::: Rows
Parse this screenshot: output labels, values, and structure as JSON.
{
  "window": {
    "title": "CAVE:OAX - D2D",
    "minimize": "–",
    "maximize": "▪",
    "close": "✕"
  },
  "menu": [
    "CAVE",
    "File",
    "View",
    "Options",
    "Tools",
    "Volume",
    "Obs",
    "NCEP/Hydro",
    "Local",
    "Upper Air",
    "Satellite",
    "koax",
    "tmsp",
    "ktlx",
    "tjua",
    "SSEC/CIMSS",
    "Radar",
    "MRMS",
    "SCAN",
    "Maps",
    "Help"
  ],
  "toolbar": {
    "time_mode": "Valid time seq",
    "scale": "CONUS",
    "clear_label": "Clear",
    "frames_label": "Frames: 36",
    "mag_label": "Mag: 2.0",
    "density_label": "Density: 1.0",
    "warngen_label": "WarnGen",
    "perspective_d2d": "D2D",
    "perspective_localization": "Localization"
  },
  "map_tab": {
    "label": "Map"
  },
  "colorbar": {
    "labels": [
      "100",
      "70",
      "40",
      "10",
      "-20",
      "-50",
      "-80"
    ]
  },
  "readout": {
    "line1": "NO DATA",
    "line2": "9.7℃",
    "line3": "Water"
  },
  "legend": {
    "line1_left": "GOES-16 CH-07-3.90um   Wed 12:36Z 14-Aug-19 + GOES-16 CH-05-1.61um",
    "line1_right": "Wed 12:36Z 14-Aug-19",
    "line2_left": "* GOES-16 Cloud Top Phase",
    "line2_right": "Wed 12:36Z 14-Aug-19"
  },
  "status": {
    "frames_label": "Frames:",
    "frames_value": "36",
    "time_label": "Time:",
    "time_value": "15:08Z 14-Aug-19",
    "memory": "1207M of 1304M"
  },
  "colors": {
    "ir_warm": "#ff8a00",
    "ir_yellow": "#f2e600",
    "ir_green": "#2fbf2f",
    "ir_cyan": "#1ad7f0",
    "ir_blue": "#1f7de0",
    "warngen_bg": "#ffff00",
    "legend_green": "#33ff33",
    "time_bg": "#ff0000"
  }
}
::::::
§ **Goal**
Restate the whole listing exactly, leaving out nothing.

§ **Reply**
Parse this screenshot: output labels, values, and structure as JSON.
{
  "window": {
    "title": "CAVE:OAX - D2D",
    "minimize": "–",
    "maximize": "▪",
    "close": "✕"
  },
  "menu": [
    "CAVE",
    "File",
    "View",
    "Options",
    "Tools",
    "Volume",
    "Obs",
    "NCEP/Hydro",
    "Local",
    "Upper Air",
    "Satellite",
    "koax",
    "tmsp",
    "ktlx",
    "tjua",
    "SSEC/CIMSS",
    "Radar",
    "MRMS",
    "SCAN",
    "Maps",
    "Help"
  ],
  "toolbar": {
    "time_mode": "Valid time seq",
    "scale": "CONUS",
    "clear_label": "Clear",
    "frames_label": "Frames: 36",
    "mag_label": "Mag: 2.0",
    "density_label": "Density: 1.0",
    "warngen_label": "WarnGen",
    "perspective_d2d": "D2D",
    "perspective_localization": "Localization"
  },
  "map_tab": {
    "label": "Map"
  },
  "colorbar": {
    "labels": [
      "100",
      "70",
      "40",
      "10",
      "-20",
      "-50",
      "-80"
    ]
  },
  "readout": {
    "line1": "NO DATA",
    "line2": "9.7℃",
    "line3": "Water"
  },
  "legend": {
    "line1_left": "GOES-16 CH-07-3.90um   Wed 12:36Z 14-Aug-19 + GOES-16 CH-05-1.61um",
    "line1_right": "Wed 12:36Z 14-Aug-19",
    "line2_left": "* GOES-16 Cloud Top Phase",
    "line2_right": "Wed 12:36Z 14-Aug-19"
  },
  "status": {
    "frames_label": "Frames:",
    "frames_value": "36",
    "time_label": "Time:",
    "time_value": "15:08Z 14-Aug-19",
    "memory": "1207M of 1304M"
  },
  "colors": {
    "ir_warm": "#ff8a00",
    "ir_yellow": "#f2e600",
    "ir_green": "#2fbf2f",
    "ir_cyan": "#1ad7f0",
    "ir_blue": "#1f7de0",
    "warngen_bg": "#ffff00",
    "legend_green": "#33ff33",
    "time_bg": "#ff0000"
  }
}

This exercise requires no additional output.